(To be done):
Take each line containing "Rectora" and report it exactly as written.

(Given records):

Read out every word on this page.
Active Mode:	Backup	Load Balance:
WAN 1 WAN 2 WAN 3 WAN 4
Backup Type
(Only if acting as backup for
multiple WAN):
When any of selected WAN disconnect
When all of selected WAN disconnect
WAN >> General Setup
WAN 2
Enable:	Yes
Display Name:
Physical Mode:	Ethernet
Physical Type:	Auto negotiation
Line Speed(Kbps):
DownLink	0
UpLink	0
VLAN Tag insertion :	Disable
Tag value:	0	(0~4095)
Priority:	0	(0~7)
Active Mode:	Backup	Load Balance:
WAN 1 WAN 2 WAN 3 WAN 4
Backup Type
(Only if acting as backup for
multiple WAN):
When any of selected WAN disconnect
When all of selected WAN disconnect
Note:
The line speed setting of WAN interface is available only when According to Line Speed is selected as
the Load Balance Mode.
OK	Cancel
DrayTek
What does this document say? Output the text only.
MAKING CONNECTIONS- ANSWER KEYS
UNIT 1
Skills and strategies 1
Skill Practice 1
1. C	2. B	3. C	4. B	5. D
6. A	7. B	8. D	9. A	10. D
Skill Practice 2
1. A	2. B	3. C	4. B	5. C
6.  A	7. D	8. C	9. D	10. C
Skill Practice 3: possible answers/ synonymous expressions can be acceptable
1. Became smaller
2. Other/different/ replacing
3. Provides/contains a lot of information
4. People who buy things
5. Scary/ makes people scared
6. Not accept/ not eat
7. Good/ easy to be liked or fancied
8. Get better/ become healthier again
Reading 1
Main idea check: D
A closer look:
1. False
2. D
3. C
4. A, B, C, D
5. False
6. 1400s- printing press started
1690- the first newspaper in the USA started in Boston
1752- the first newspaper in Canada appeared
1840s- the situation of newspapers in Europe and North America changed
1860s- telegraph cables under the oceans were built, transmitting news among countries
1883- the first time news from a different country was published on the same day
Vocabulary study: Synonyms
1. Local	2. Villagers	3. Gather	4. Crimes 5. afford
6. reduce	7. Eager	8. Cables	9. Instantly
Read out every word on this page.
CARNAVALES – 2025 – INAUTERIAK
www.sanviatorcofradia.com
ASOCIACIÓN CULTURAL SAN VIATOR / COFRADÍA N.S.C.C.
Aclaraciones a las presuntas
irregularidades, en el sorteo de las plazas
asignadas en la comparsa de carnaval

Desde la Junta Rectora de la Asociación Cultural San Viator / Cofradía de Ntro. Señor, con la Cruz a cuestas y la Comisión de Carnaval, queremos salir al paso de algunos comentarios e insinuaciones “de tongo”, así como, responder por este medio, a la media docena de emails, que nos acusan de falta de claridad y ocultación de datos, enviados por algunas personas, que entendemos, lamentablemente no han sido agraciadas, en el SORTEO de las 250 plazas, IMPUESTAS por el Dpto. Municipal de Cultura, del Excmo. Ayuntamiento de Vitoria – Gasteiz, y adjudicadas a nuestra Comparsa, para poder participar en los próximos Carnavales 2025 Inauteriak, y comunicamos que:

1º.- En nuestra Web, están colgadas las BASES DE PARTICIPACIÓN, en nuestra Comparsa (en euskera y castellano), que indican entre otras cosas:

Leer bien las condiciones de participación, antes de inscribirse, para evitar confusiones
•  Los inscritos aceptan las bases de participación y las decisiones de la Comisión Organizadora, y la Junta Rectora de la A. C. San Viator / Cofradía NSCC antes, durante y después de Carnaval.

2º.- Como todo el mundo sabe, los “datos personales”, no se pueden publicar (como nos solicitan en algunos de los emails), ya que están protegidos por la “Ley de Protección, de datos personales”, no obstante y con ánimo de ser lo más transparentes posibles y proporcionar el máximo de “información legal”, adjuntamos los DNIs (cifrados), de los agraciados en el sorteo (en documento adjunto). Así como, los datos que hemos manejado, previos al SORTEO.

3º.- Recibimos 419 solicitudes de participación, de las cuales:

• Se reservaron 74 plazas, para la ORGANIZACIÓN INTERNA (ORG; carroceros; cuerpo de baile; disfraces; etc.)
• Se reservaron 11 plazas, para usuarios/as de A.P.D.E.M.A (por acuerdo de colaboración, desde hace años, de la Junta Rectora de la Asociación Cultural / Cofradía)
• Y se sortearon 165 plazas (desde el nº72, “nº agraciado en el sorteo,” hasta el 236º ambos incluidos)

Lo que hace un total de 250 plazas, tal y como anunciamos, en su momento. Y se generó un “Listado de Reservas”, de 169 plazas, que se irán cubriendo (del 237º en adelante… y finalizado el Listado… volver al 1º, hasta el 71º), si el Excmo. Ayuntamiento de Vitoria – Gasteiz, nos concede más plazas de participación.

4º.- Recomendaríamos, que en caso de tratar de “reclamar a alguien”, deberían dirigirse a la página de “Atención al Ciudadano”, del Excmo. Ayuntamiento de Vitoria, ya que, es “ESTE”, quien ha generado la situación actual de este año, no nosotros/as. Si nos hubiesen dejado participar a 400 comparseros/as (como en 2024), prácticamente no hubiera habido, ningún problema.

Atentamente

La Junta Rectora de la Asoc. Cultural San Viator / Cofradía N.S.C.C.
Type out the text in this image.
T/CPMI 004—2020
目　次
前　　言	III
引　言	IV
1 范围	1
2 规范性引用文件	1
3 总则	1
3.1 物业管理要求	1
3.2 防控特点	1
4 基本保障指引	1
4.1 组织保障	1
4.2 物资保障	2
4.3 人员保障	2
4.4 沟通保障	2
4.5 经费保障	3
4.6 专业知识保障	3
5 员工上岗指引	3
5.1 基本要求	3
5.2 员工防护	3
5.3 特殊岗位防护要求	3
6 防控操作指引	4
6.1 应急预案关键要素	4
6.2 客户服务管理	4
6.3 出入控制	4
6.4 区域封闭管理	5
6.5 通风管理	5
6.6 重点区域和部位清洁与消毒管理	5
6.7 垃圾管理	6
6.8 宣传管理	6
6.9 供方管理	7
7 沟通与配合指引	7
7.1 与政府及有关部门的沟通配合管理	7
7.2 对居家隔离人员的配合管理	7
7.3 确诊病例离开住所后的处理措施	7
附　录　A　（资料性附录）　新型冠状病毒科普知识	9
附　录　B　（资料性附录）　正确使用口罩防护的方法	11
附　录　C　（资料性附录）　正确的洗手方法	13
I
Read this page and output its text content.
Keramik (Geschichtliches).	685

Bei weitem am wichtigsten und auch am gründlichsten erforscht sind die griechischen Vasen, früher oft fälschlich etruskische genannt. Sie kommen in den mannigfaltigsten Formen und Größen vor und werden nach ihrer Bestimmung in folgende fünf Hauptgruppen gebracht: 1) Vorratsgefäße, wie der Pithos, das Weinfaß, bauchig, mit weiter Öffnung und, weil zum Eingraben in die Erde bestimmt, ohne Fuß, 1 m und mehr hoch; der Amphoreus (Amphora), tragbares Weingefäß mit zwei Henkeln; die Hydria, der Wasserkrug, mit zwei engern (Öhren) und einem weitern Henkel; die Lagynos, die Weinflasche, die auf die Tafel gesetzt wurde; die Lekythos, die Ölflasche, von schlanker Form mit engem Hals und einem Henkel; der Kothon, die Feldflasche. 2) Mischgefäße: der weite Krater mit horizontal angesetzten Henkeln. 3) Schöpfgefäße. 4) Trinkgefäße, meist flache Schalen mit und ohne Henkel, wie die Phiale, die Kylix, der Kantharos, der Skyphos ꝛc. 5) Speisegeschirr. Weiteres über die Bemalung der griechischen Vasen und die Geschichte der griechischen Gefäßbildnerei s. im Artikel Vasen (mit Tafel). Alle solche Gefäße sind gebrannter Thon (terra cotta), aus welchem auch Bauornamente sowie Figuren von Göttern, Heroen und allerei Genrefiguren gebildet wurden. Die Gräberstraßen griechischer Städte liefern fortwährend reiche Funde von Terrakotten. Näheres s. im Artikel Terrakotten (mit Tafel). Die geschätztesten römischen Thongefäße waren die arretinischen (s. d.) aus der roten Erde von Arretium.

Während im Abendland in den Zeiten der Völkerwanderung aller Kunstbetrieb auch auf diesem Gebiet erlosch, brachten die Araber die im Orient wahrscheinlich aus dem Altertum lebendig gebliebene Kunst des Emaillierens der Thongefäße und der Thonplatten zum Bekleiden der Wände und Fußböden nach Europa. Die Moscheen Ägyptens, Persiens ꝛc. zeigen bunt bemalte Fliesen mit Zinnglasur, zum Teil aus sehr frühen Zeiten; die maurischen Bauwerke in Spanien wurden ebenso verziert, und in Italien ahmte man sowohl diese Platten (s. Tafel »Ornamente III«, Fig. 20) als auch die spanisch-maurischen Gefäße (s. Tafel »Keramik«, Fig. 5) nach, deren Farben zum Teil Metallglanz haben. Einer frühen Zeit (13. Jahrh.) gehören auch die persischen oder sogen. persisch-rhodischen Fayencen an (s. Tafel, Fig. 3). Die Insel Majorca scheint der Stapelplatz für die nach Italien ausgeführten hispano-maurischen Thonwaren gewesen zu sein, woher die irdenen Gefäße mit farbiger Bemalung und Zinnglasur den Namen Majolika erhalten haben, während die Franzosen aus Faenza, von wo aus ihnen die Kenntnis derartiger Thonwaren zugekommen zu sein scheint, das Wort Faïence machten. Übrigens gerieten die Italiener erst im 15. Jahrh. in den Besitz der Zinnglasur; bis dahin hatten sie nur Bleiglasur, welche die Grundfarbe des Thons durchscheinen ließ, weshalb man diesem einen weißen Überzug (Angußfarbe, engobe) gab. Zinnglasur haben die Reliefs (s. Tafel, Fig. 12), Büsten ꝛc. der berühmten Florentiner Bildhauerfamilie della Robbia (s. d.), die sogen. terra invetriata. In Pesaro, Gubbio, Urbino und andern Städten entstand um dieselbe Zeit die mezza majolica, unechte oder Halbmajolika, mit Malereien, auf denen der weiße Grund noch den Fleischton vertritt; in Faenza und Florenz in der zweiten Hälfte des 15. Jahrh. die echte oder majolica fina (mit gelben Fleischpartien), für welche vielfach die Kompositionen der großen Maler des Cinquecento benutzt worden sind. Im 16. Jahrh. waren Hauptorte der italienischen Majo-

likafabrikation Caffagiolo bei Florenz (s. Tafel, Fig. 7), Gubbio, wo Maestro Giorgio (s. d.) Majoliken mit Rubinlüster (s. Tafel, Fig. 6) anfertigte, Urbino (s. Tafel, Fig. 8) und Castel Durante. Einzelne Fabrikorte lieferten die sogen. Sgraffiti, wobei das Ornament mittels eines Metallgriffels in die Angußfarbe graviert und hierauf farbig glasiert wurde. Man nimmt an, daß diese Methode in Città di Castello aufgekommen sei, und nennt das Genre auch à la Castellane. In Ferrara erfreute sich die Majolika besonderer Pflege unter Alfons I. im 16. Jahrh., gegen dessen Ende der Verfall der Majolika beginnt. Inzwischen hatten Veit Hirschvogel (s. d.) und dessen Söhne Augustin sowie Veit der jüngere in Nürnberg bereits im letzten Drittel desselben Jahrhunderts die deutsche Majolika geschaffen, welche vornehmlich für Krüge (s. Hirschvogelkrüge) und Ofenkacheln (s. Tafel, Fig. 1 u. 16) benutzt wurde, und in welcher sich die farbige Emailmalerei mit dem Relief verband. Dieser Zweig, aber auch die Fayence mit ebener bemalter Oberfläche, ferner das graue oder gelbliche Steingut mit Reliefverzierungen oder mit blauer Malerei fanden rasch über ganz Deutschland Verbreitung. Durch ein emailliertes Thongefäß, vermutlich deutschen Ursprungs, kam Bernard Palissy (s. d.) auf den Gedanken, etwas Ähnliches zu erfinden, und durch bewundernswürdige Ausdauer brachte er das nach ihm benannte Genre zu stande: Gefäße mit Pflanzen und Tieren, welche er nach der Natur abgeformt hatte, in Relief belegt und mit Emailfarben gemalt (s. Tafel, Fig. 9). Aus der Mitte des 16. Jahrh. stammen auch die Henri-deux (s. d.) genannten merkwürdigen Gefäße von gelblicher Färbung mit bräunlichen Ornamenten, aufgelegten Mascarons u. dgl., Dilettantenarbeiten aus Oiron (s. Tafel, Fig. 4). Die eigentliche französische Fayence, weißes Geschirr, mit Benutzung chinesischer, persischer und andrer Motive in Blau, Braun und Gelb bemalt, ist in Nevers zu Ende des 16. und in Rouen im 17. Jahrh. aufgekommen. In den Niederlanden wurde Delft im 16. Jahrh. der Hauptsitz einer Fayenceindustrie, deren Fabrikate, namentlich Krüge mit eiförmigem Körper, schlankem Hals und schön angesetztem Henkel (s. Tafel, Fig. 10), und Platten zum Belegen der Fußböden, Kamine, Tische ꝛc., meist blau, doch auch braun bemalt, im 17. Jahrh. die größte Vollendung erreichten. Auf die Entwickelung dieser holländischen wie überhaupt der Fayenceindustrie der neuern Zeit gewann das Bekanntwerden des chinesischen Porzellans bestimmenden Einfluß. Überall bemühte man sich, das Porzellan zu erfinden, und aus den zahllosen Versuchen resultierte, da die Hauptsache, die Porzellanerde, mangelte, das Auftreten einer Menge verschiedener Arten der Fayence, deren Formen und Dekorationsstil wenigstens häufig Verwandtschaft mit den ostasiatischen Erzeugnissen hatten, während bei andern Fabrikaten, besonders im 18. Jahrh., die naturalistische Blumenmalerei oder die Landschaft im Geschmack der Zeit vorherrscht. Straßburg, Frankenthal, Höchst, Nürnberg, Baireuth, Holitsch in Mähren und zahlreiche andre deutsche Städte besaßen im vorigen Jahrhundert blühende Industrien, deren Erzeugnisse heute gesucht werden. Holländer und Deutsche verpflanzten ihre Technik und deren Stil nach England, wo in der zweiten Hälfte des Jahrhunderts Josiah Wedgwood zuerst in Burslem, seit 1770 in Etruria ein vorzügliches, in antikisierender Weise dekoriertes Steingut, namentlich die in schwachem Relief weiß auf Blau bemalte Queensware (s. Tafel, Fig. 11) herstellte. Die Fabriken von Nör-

(The output):
Desde la Junta Rectora de la Asociación Cultural San Viator / Cofradía de Ntro. Señor, con la Cruz a cuestas y la Comisión de Carnaval, queremos salir al paso de algunos comentarios e insinuaciones “de tongo”, así como, responder por este medio, a la media docena de emails, que nos acusan de falta de claridad y ocultación de datos, enviados por algunas personas, que entendemos, lamentablemente no han sido agraciadas, en el SORTEO de las 250 plazas, IMPUESTAS por el Dpto. Municipal de Cultura, del Excmo. Ayuntamiento de Vitoria – Gasteiz, y adjudicadas a nuestra Comparsa, para poder participar en los próximos Carnavales 2025 Inauteriak, y comunicamos que:
•  Los inscritos aceptan las bases de participación y las decisiones de la Comisión Organizadora, y la Junta Rectora de la A. C. San Viator / Cofradía NSCC antes, durante y después de Carnaval.
• Se reservaron 11 plazas, para usuarios/as de A.P.D.E.M.A (por acuerdo de colaboración, desde hace años, de la Junta Rectora de la Asociación Cultural / Cofradía)
La Junta Rectora de la Asoc. Cultural San Viator / Cofradía N.S.C.C.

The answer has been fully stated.